Dataset content:
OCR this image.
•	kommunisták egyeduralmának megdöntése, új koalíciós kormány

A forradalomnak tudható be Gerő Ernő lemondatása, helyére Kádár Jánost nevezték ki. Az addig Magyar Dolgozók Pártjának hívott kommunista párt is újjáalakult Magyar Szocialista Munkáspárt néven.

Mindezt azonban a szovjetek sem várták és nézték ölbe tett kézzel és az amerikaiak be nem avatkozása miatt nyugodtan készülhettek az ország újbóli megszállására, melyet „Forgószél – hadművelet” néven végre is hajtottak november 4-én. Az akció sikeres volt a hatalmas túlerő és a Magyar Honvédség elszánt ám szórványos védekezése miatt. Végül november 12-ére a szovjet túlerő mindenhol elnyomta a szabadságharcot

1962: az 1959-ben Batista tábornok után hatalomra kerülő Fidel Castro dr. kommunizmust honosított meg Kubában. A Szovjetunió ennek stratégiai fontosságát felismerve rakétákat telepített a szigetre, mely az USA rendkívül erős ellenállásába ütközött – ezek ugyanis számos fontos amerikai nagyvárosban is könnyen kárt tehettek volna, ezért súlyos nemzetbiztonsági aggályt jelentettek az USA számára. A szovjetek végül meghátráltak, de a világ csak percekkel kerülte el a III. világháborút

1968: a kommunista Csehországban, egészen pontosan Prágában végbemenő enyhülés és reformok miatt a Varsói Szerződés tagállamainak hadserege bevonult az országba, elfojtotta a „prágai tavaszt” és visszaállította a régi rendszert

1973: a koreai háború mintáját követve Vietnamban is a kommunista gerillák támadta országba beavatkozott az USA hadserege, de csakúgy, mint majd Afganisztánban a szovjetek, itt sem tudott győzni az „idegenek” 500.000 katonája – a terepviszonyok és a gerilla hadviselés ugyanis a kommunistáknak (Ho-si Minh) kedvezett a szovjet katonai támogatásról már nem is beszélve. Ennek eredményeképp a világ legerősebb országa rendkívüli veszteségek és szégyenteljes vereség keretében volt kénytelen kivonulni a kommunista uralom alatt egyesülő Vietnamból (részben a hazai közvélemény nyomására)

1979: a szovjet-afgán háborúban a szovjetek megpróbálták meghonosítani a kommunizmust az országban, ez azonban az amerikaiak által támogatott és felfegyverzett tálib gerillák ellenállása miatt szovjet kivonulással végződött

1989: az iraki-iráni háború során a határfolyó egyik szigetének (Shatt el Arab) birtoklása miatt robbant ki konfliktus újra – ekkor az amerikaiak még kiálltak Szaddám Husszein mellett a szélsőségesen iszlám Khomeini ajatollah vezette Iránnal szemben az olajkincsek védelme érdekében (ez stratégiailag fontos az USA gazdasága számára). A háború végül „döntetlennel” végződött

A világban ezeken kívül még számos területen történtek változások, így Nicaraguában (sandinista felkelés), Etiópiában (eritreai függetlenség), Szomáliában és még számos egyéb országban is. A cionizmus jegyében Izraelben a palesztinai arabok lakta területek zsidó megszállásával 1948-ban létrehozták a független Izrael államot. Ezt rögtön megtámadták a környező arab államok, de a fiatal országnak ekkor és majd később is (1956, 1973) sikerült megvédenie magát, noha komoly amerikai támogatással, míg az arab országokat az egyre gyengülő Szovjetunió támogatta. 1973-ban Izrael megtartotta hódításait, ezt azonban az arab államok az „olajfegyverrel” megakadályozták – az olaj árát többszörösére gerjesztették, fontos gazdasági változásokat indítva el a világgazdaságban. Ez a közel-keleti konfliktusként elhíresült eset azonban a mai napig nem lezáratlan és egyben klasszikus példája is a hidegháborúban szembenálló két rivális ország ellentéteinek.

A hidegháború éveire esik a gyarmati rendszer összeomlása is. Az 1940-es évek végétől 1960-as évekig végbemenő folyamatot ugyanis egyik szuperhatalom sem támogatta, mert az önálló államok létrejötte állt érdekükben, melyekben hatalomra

Instructions for the task:
Make an exact copy of all the data.

Exercise answer:
OCR this image.
•	kommunisták egyeduralmának megdöntése, új koalíciós kormány

A forradalomnak tudható be Gerő Ernő lemondatása, helyére Kádár Jánost nevezték ki. Az addig Magyar Dolgozók Pártjának hívott kommunista párt is újjáalakult Magyar Szocialista Munkáspárt néven.

Mindezt azonban a szovjetek sem várták és nézték ölbe tett kézzel és az amerikaiak be nem avatkozása miatt nyugodtan készülhettek az ország újbóli megszállására, melyet „Forgószél – hadművelet” néven végre is hajtottak november 4-én. Az akció sikeres volt a hatalmas túlerő és a Magyar Honvédség elszánt ám szórványos védekezése miatt. Végül november 12-ére a szovjet túlerő mindenhol elnyomta a szabadságharcot

1962: az 1959-ben Batista tábornok után hatalomra kerülő Fidel Castro dr. kommunizmust honosított meg Kubában. A Szovjetunió ennek stratégiai fontosságát felismerve rakétákat telepített a szigetre, mely az USA rendkívül erős ellenállásába ütközött – ezek ugyanis számos fontos amerikai nagyvárosban is könnyen kárt tehettek volna, ezért súlyos nemzetbiztonsági aggályt jelentettek az USA számára. A szovjetek végül meghátráltak, de a világ csak percekkel kerülte el a III. világháborút

1968: a kommunista Csehországban, egészen pontosan Prágában végbemenő enyhülés és reformok miatt a Varsói Szerződés tagállamainak hadserege bevonult az országba, elfojtotta a „prágai tavaszt” és visszaállította a régi rendszert

1973: a koreai háború mintáját követve Vietnamban is a kommunista gerillák támadta országba beavatkozott az USA hadserege, de csakúgy, mint majd Afganisztánban a szovjetek, itt sem tudott győzni az „idegenek” 500.000 katonája – a terepviszonyok és a gerilla hadviselés ugyanis a kommunistáknak (Ho-si Minh) kedvezett a szovjet katonai támogatásról már nem is beszélve. Ennek eredményeképp a világ legerősebb országa rendkívüli veszteségek és szégyenteljes vereség keretében volt kénytelen kivonulni a kommunista uralom alatt egyesülő Vietnamból (részben a hazai közvélemény nyomására)

1979: a szovjet-afgán háborúban a szovjetek megpróbálták meghonosítani a kommunizmust az országban, ez azonban az amerikaiak által támogatott és felfegyverzett tálib gerillák ellenállása miatt szovjet kivonulással végződött

1989: az iraki-iráni háború során a határfolyó egyik szigetének (Shatt el Arab) birtoklása miatt robbant ki konfliktus újra – ekkor az amerikaiak még kiálltak Szaddám Husszein mellett a szélsőségesen iszlám Khomeini ajatollah vezette Iránnal szemben az olajkincsek védelme érdekében (ez stratégiailag fontos az USA gazdasága számára). A háború végül „döntetlennel” végződött

A világban ezeken kívül még számos területen történtek változások, így Nicaraguában (sandinista felkelés), Etiópiában (eritreai függetlenség), Szomáliában és még számos egyéb országban is. A cionizmus jegyében Izraelben a palesztinai arabok lakta területek zsidó megszállásával 1948-ban létrehozták a független Izrael államot. Ezt rögtön megtámadták a környező arab államok, de a fiatal országnak ekkor és majd később is (1956, 1973) sikerült megvédenie magát, noha komoly amerikai támogatással, míg az arab országokat az egyre gyengülő Szovjetunió támogatta. 1973-ban Izrael megtartotta hódításait, ezt azonban az arab államok az „olajfegyverrel” megakadályozták – az olaj árát többszörösére gerjesztették, fontos gazdasági változásokat indítva el a világgazdaságban. Ez a közel-keleti konfliktusként elhíresült eset azonban a mai napig nem lezáratlan és egyben klasszikus példája is a hidegháborúban szembenálló két rivális ország ellentéteinek.

A hidegháború éveire esik a gyarmati rendszer összeomlása is. Az 1940-es évek végétől 1960-as évekig végbemenő folyamatot ugyanis egyik szuperhatalom sem támogatta, mert az önálló államok létrejötte állt érdekükben, melyekben hatalomra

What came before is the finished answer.